* Start *

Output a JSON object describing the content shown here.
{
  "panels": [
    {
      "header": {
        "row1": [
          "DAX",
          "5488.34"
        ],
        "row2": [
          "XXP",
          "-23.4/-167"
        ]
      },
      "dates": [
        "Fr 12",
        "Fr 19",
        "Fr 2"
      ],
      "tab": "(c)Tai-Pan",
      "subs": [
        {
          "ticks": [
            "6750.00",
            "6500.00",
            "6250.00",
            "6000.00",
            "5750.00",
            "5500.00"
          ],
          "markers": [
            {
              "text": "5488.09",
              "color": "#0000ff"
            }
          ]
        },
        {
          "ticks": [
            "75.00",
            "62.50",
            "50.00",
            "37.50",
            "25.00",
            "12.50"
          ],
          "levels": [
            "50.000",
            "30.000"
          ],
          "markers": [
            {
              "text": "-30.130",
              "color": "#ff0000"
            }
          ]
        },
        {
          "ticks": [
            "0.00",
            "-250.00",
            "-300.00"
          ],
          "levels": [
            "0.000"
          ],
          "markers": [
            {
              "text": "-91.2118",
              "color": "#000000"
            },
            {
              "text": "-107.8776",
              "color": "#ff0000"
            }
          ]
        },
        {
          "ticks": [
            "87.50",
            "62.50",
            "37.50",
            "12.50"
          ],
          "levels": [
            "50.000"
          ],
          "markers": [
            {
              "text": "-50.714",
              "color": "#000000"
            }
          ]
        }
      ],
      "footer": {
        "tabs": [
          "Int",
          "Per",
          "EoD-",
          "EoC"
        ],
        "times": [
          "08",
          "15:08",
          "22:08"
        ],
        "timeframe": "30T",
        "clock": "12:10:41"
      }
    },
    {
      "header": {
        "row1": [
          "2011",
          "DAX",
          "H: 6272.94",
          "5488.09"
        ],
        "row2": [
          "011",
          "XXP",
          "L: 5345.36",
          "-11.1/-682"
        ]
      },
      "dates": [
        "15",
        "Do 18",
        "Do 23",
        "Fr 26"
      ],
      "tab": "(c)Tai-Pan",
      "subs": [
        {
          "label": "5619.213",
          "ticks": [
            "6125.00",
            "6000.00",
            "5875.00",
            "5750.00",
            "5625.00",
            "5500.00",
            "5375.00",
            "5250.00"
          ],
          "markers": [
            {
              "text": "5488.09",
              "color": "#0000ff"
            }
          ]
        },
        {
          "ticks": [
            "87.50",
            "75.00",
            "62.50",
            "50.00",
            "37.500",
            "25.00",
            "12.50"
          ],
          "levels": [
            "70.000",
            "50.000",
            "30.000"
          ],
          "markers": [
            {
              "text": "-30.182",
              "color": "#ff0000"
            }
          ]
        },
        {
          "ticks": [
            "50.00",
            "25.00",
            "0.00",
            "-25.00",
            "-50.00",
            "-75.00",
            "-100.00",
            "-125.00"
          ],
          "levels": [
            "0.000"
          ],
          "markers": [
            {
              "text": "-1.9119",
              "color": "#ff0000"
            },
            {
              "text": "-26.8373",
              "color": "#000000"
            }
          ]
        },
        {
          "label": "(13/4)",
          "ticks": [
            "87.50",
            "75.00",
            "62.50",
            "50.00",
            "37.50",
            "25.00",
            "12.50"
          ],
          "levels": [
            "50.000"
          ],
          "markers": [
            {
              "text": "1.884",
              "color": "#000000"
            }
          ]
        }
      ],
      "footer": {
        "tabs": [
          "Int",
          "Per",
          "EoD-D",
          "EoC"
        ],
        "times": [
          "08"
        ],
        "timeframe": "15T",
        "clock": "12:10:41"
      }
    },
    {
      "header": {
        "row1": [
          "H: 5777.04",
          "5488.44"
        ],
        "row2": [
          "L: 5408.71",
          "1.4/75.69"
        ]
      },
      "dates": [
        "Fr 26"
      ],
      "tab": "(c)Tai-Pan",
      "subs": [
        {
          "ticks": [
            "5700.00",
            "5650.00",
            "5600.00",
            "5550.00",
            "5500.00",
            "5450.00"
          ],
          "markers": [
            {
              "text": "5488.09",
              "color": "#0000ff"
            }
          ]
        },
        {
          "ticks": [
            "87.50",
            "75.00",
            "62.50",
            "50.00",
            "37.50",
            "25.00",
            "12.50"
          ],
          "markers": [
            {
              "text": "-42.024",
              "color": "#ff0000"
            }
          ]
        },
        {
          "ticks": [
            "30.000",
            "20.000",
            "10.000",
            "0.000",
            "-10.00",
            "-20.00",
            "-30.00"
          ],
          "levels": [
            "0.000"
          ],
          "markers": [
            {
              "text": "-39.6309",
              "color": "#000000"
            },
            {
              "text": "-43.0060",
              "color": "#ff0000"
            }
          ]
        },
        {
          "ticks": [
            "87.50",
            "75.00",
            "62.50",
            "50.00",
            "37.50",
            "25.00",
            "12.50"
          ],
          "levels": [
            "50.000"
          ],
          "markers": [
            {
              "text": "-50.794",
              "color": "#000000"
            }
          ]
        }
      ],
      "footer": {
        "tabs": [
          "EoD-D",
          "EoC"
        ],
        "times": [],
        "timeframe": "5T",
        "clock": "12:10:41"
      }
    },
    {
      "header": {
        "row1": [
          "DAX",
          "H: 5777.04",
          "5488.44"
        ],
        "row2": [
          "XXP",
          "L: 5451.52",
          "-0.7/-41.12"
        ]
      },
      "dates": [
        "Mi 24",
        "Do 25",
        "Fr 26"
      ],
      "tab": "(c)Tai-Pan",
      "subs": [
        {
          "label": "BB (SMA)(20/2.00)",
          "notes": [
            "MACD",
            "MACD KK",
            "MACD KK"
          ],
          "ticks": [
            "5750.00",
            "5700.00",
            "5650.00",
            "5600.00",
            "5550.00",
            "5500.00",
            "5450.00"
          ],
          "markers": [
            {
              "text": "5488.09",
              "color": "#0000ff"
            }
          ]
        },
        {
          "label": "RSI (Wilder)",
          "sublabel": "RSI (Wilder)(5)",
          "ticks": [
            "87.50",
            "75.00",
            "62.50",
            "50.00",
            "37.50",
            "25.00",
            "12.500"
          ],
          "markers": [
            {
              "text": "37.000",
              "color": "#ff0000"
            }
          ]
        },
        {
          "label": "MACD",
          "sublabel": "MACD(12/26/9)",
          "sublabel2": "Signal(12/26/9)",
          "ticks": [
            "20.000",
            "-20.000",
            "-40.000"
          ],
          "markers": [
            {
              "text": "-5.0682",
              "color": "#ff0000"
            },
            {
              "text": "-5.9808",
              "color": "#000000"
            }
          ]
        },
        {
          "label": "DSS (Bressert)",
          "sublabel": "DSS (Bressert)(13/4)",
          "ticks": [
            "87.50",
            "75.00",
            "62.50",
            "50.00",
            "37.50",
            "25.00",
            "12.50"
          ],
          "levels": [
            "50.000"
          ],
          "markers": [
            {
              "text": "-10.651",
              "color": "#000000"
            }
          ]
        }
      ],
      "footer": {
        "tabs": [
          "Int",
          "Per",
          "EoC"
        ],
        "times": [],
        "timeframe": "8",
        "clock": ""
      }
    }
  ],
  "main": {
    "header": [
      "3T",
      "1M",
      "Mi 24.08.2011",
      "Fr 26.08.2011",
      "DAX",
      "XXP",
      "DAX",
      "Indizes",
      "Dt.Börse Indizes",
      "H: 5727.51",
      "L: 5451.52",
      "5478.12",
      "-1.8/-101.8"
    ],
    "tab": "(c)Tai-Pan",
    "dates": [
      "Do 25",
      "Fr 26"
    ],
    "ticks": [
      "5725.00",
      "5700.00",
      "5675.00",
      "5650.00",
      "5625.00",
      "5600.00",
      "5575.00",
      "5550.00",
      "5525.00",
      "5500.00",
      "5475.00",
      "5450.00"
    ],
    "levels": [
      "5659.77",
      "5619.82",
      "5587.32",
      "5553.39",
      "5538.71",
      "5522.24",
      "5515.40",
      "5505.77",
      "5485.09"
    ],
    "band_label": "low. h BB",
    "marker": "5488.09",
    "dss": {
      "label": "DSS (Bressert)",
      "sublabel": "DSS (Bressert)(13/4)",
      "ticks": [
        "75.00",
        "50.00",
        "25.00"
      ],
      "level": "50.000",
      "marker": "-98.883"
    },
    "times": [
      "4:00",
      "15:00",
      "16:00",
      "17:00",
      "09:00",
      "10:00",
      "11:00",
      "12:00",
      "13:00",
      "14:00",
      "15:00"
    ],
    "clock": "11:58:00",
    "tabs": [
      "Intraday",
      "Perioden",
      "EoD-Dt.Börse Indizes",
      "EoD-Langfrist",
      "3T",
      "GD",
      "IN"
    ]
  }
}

* End *

• **WRITTEN PROBLEM**: Copy out each line of the data where the string "timeframe" appears.

• **OUTPUT FOR THIS EXERCISE**:
        "timeframe": "30T",
        "timeframe": "15T",
        "timeframe": "5T",
        "timeframe": "8",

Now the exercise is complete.